What is being asked> Can you arrange all of the data below as a Markdown table with two columns, Row and Data line, giving each line its own numbered row and leaving out blank lines?

The input>
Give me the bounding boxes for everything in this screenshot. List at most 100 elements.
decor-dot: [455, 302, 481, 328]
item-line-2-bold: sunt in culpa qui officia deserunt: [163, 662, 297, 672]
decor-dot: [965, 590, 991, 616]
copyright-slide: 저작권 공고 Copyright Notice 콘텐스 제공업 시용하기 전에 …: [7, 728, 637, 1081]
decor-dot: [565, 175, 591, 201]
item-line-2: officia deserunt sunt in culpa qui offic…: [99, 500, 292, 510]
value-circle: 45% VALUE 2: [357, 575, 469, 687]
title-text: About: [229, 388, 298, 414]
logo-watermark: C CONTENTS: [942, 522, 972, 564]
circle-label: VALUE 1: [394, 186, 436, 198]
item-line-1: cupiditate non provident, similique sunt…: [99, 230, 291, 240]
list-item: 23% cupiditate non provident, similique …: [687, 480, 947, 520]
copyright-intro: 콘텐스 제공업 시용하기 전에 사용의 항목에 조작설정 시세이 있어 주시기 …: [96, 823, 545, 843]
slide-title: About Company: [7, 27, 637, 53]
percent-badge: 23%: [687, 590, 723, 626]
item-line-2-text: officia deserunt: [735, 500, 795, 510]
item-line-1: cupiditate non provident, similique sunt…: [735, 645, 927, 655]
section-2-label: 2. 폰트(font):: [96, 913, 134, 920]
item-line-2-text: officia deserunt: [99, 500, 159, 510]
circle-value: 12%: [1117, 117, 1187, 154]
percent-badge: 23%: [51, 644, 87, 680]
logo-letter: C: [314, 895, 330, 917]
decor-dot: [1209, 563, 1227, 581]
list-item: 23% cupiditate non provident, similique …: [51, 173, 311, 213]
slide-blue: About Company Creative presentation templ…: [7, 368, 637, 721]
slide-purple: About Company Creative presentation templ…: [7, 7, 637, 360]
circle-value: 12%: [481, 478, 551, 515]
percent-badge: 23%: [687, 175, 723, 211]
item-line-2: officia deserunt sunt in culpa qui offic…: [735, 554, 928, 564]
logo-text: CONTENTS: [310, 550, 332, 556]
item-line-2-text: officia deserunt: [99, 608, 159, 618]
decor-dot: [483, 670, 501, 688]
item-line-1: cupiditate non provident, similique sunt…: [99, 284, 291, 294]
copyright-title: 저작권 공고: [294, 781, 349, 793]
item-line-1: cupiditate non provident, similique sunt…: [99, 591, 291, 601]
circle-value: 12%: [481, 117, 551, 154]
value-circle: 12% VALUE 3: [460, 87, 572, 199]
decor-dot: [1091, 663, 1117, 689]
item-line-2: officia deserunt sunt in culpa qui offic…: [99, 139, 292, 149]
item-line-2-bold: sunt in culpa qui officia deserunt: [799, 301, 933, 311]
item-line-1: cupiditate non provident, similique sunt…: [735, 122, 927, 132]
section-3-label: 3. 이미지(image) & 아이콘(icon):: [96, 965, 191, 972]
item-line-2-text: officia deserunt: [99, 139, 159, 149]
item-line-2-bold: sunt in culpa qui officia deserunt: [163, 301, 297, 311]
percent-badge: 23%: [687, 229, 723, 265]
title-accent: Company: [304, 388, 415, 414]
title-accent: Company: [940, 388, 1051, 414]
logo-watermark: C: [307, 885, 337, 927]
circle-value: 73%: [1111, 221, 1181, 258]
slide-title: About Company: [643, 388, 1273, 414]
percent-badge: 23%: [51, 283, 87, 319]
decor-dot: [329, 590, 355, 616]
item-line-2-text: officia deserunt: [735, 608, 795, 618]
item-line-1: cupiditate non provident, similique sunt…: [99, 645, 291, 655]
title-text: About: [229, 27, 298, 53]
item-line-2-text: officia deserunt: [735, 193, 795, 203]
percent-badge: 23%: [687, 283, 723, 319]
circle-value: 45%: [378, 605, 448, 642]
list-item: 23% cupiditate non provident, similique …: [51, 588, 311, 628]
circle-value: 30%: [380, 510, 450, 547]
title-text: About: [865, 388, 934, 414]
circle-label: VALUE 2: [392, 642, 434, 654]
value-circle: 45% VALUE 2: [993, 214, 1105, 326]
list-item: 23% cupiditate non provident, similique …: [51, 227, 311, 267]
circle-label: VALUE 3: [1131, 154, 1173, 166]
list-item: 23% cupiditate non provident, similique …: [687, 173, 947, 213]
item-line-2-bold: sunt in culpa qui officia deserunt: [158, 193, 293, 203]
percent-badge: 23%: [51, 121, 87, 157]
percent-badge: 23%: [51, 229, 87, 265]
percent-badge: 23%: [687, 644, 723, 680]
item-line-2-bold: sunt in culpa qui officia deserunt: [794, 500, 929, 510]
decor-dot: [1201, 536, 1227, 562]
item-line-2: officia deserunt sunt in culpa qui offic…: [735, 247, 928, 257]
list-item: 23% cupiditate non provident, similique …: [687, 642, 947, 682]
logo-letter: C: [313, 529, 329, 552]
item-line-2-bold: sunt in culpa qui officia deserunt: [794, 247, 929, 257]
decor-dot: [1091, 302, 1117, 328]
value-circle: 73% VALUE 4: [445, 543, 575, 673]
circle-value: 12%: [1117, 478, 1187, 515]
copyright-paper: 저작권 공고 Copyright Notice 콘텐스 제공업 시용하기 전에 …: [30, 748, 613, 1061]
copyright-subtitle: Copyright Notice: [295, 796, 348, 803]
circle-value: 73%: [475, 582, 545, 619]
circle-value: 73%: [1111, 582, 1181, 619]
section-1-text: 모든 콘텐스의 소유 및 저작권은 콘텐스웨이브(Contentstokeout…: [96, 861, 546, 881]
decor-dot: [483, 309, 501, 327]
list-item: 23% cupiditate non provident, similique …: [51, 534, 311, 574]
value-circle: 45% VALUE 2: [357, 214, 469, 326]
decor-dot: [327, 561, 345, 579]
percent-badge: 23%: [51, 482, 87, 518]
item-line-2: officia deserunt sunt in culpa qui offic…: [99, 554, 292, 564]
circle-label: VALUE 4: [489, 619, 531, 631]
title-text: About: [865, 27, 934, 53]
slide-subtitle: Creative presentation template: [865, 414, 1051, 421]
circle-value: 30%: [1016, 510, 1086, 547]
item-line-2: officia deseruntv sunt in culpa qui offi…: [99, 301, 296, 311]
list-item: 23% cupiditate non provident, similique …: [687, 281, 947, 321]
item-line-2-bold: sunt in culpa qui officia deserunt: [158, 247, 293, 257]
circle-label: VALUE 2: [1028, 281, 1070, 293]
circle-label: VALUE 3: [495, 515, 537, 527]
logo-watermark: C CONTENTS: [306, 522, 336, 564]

Correct result>
| Row | Data line |
|---|---|
| 1 | Give me the bounding boxes for everything in this screenshot. List at most 100 elements. |
| 2 | decor-dot: [455, 302, 481, 328] |
| 3 | item-line-2-bold: sunt in culpa qui officia deserunt: [163, 662, 297, 672] |
| 4 | decor-dot: [965, 590, 991, 616] |
| 5 | copyright-slide: 저작권 공고 Copyright Notice 콘텐스 제공업 시용하기 전에 …: [7, 728, 637, 1081] |
| 6 | decor-dot: [565, 175, 591, 201] |
| 7 | item-line-2: officia deserunt sunt in culpa qui offic…: [99, 500, 292, 510] |
| 8 | value-circle: 45% VALUE 2: [357, 575, 469, 687] |
| 9 | title-text: About: [229, 388, 298, 414] |
| 10 | logo-watermark: C CONTENTS: [942, 522, 972, 564] |
| 11 | circle-label: VALUE 1: [394, 186, 436, 198] |
| 12 | item-line-1: cupiditate non provident, similique sunt…: [99, 230, 291, 240] |
| 13 | list-item: 23% cupiditate non provident, similique …: [687, 480, 947, 520] |
| 14 | copyright-intro: 콘텐스 제공업 시용하기 전에 사용의 항목에 조작설정 시세이 있어 주시기 …: [96, 823, 545, 843] |
| 15 | slide-title: About Company: [7, 27, 637, 53] |
| 16 | percent-badge: 23%: [687, 590, 723, 626] |
| 17 | item-line-2-text: officia deserunt: [735, 500, 795, 510] |
| 18 | item-line-1: cupiditate non provident, similique sunt…: [735, 645, 927, 655] |
| 19 | section-2-label: 2. 폰트(font):: [96, 913, 134, 920] |
| 20 | item-line-2-text: officia deserunt: [99, 500, 159, 510] |
| 21 | circle-value: 12%: [1117, 117, 1187, 154] |
| 22 | percent-badge: 23%: [51, 644, 87, 680] |
| 23 | logo-letter: C: [314, 895, 330, 917] |
| 24 | decor-dot: [1209, 563, 1227, 581] |
| 25 | list-item: 23% cupiditate non provident, similique …: [51, 173, 311, 213] |
| 26 | slide-blue: About Company Creative presentation templ…: [7, 368, 637, 721] |
| 27 | slide-purple: About Company Creative presentation templ…: [7, 7, 637, 360] |
| 28 | circle-value: 12%: [481, 478, 551, 515] |
| 29 | percent-badge: 23%: [687, 175, 723, 211] |
| 30 | item-line-2: officia deserunt sunt in culpa qui offic…: [735, 554, 928, 564] |
| 31 | logo-text: CONTENTS: [310, 550, 332, 556] |
| 32 | item-line-2-text: officia deserunt: [99, 608, 159, 618] |
| 33 | decor-dot: [483, 670, 501, 688] |
| 34 | item-line-1: cupiditate non provident, similique sunt…: [99, 284, 291, 294] |
| 35 | copyright-title: 저작권 공고: [294, 781, 349, 793] |
| 36 | item-line-1: cupiditate non provident, similique sunt…: [99, 591, 291, 601] |
| 37 | circle-value: 12%: [481, 117, 551, 154] |
| 38 | value-circle: 12% VALUE 3: [460, 87, 572, 199] |
| 39 | decor-dot: [1091, 663, 1117, 689] |
| 40 | item-line-2: officia deserunt sunt in culpa qui offic…: [99, 139, 292, 149] |
| 41 | item-line-2-bold: sunt in culpa qui officia deserunt: [799, 301, 933, 311] |
| 42 | item-line-1: cupiditate non provident, similique sunt…: [735, 122, 927, 132] |
| 43 | section-3-label: 3. 이미지(image) & 아이콘(icon):: [96, 965, 191, 972] |
| 44 | item-line-2-text: officia deserunt: [99, 139, 159, 149] |
| 45 | item-line-2-bold: sunt in culpa qui officia deserunt: [163, 301, 297, 311] |
| 46 | percent-badge: 23%: [687, 229, 723, 265] |
| 47 | title-accent: Company: [304, 388, 415, 414] |
| 48 | title-accent: Company: [940, 388, 1051, 414] |
| 49 | logo-watermark: C: [307, 885, 337, 927] |
| 50 | circle-value: 73%: [1111, 221, 1181, 258] |
| 51 | slide-title: About Company: [643, 388, 1273, 414] |
| 52 | percent-badge: 23%: [51, 283, 87, 319] |
| 53 | decor-dot: [329, 590, 355, 616] |
| 54 | item-line-2-text: officia deserunt: [735, 608, 795, 618] |
| 55 | item-line-1: cupiditate non provident, similique sunt…: [99, 645, 291, 655] |
| 56 | title-text: About: [229, 27, 298, 53] |
| 57 | item-line-2-text: officia deserunt: [735, 193, 795, 203] |
| 58 | percent-badge: 23%: [687, 283, 723, 319] |
| 59 | circle-value: 45%: [378, 605, 448, 642] |
| 60 | list-item: 23% cupiditate non provident, similique …: [51, 588, 311, 628] |
| 61 | circle-value: 30%: [380, 510, 450, 547] |
| 62 | title-text: About: [865, 388, 934, 414] |
| 63 | circle-label: VALUE 2: [392, 642, 434, 654] |
| 64 | value-circle: 45% VALUE 2: [993, 214, 1105, 326] |
| 65 | list-item: 23% cupiditate non provident, similique …: [51, 227, 311, 267] |
| 66 | circle-label: VALUE 3: [1131, 154, 1173, 166] |
| 67 | list-item: 23% cupiditate non provident, similique …: [687, 173, 947, 213] |
| 68 | item-line-2-bold: sunt in culpa qui officia deserunt: [158, 193, 293, 203] |
| 69 | percent-badge: 23%: [51, 121, 87, 157] |
| 70 | percent-badge: 23%: [51, 229, 87, 265] |
| 71 | percent-badge: 23%: [687, 644, 723, 680] |
| 72 | item-line-2-bold: sunt in culpa qui officia deserunt: [794, 500, 929, 510] |
| 73 | decor-dot: [1201, 536, 1227, 562] |
| 74 | item-line-2: officia deserunt sunt in culpa qui offic…: [735, 247, 928, 257] |
| 75 | list-item: 23% cupiditate non provident, similique …: [687, 642, 947, 682] |
| 76 | logo-letter: C: [313, 529, 329, 552] |
| 77 | item-line-2-bold: sunt in culpa qui officia deserunt: [794, 247, 929, 257] |
| 78 | decor-dot: [1091, 302, 1117, 328] |
| 79 | value-circle: 73% VALUE 4: [445, 543, 575, 673] |
| 80 | circle-value: 12%: [1117, 478, 1187, 515] |
| 81 | copyright-paper: 저작권 공고 Copyright Notice 콘텐스 제공업 시용하기 전에 …: [30, 748, 613, 1061] |
| 82 | copyright-subtitle: Copyright Notice: [295, 796, 348, 803] |
| 83 | circle-value: 73%: [475, 582, 545, 619] |
| 84 | circle-value: 73%: [1111, 582, 1181, 619] |
| 85 | section-1-text: 모든 콘텐스의 소유 및 저작권은 콘텐스웨이브(Contentstokeout…: [96, 861, 546, 881] |
| 86 | decor-dot: [483, 309, 501, 327] |
| 87 | list-item: 23% cupiditate non provident, similique …: [51, 534, 311, 574] |
| 88 | value-circle: 45% VALUE 2: [357, 214, 469, 326] |
| 89 | decor-dot: [327, 561, 345, 579] |
| 90 | percent-badge: 23%: [51, 482, 87, 518] |
| 91 | item-line-2: officia deserunt sunt in culpa qui offic…: [99, 554, 292, 564] |
| 92 | circle-label: VALUE 4: [489, 619, 531, 631] |
| 93 | title-text: About: [865, 27, 934, 53] |
| 94 | slide-subtitle: Creative presentation template: [865, 414, 1051, 421] |
| 95 | circle-value: 30%: [1016, 510, 1086, 547] |
| 96 | item-line-2: officia deseruntv sunt in culpa qui offi…: [99, 301, 296, 311] |
| 97 | list-item: 23% cupiditate non provident, similique …: [687, 281, 947, 321] |
| 98 | item-line-2-bold: sunt in culpa qui officia deserunt: [158, 247, 293, 257] |
| 99 | circle-label: VALUE 2: [1028, 281, 1070, 293] |
| 100 | circle-label: VALUE 3: [495, 515, 537, 527] |
| 101 | logo-watermark: C CONTENTS: [306, 522, 336, 564] |